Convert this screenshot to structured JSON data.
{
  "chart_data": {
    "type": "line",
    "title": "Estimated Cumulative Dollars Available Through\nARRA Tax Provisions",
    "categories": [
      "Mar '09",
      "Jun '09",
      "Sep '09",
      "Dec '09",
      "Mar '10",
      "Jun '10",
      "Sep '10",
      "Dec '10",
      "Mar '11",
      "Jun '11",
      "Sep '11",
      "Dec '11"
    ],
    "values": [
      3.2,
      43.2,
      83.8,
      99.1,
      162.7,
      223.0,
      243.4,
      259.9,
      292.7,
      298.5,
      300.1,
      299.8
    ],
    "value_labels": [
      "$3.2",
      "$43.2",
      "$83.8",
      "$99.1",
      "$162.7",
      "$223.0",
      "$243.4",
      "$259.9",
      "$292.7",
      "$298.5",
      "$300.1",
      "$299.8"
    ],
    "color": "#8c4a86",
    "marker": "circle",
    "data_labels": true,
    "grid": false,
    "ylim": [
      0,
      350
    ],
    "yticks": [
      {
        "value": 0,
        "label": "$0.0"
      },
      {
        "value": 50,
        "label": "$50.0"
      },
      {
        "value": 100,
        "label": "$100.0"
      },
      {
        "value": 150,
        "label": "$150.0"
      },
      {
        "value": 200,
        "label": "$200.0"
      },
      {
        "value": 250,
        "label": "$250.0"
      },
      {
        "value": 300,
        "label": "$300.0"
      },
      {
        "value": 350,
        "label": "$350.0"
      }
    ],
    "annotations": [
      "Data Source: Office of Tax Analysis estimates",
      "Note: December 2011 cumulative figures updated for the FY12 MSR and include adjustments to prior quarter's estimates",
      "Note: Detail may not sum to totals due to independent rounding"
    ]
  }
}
§ §
Count the lines that hold the string "estimates" and state that number alone.

2